---------- WORKING DATA ----------
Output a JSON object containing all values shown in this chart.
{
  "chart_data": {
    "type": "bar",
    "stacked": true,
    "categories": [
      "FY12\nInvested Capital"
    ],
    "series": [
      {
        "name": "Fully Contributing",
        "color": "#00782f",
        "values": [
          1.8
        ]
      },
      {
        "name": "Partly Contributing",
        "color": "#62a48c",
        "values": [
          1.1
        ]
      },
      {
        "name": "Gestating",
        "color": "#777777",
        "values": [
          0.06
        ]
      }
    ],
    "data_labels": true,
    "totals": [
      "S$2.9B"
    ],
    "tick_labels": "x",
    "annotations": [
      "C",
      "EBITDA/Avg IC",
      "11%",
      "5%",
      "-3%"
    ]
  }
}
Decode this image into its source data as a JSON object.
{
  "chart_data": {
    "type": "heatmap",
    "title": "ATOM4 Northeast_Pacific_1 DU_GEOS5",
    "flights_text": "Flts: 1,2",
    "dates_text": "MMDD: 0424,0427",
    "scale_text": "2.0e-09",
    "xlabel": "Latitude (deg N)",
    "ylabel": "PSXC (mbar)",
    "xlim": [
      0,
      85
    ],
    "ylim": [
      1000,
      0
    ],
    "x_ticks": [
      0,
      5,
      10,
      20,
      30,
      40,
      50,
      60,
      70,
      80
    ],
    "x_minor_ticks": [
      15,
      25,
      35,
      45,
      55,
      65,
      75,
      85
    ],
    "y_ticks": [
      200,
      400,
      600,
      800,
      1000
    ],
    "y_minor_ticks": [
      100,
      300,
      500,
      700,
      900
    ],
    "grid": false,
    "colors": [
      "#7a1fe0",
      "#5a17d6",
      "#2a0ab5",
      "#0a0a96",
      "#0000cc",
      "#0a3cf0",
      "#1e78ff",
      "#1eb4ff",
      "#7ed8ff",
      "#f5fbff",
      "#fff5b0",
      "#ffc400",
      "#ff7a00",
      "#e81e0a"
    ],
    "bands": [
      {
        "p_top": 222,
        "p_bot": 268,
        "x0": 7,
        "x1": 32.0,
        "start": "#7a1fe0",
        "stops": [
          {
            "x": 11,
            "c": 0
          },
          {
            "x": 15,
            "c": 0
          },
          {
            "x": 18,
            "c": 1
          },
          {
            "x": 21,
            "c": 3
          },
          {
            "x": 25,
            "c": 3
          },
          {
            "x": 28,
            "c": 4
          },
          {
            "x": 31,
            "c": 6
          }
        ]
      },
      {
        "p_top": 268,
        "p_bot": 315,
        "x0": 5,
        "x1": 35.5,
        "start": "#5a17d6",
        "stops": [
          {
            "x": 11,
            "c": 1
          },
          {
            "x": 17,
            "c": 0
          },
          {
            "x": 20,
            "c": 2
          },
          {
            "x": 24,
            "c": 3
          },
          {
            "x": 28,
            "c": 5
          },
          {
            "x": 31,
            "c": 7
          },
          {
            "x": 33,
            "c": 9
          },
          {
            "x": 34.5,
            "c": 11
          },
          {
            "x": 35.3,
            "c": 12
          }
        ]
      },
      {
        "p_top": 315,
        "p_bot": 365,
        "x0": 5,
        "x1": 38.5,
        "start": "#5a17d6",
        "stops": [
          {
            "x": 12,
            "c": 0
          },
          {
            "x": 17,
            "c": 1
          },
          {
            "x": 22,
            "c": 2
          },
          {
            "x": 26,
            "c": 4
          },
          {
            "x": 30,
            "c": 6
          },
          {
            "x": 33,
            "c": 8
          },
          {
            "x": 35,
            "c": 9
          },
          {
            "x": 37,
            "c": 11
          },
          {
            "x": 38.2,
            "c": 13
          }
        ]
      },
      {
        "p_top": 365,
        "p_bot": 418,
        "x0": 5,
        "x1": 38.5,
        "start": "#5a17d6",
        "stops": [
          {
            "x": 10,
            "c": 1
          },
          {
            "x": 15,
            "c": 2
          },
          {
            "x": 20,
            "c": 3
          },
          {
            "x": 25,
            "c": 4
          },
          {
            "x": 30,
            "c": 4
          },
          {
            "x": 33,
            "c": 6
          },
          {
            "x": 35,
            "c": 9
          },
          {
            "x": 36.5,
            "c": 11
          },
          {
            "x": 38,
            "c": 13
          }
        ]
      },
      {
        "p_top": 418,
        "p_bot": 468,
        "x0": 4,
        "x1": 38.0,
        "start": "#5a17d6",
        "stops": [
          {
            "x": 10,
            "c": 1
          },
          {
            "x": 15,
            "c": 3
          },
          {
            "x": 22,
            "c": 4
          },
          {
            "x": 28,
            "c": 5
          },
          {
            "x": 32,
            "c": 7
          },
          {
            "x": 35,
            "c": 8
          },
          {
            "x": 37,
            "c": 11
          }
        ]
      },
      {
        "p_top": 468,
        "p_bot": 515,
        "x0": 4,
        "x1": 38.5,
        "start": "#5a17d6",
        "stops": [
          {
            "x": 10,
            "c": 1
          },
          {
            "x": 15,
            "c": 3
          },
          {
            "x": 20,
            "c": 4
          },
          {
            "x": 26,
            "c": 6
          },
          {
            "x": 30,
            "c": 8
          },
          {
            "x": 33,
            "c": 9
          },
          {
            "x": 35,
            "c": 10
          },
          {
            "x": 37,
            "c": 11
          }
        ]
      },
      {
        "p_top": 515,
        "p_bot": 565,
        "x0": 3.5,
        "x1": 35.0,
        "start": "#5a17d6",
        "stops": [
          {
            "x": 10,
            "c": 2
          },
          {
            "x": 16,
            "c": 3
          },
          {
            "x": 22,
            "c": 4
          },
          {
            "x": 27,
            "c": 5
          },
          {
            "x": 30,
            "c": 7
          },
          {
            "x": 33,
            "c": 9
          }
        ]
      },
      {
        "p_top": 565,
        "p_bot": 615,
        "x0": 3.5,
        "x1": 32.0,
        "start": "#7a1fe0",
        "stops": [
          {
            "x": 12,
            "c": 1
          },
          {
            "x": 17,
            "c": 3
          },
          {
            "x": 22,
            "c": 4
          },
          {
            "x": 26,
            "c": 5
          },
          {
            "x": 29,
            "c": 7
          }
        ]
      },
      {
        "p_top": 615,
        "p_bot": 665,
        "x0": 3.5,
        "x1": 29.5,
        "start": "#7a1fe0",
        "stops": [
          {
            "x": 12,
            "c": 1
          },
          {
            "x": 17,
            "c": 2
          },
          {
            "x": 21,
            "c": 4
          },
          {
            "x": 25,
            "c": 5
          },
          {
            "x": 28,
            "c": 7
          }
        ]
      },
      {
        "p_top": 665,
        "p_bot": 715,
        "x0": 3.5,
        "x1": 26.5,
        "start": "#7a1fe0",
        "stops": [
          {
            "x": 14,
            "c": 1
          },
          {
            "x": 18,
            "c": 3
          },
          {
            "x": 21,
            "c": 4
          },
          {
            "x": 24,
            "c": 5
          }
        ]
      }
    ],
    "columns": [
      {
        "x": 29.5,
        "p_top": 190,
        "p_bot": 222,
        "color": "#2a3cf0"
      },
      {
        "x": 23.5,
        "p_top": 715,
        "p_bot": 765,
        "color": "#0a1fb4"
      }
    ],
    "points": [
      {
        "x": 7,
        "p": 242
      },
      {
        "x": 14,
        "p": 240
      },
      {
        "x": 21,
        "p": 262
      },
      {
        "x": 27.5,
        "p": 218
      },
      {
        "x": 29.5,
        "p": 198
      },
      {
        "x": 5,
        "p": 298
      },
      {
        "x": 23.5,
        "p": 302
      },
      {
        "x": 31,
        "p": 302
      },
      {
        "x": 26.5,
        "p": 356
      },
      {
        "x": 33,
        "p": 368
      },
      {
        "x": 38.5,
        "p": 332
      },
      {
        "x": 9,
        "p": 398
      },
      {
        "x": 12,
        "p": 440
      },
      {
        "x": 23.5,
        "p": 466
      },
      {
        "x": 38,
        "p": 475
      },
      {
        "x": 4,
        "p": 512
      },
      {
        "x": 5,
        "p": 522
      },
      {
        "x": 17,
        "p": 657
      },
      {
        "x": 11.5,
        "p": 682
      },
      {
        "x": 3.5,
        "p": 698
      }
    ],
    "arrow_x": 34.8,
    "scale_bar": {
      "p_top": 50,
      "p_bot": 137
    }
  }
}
----------
TASK STATEMENT:
Look for lines containing the string "JSON" and copy them all.

SOLUTION TO THE PROBLEM:
Output a JSON object containing all values shown in this chart.
Decode this image into its source data as a JSON object.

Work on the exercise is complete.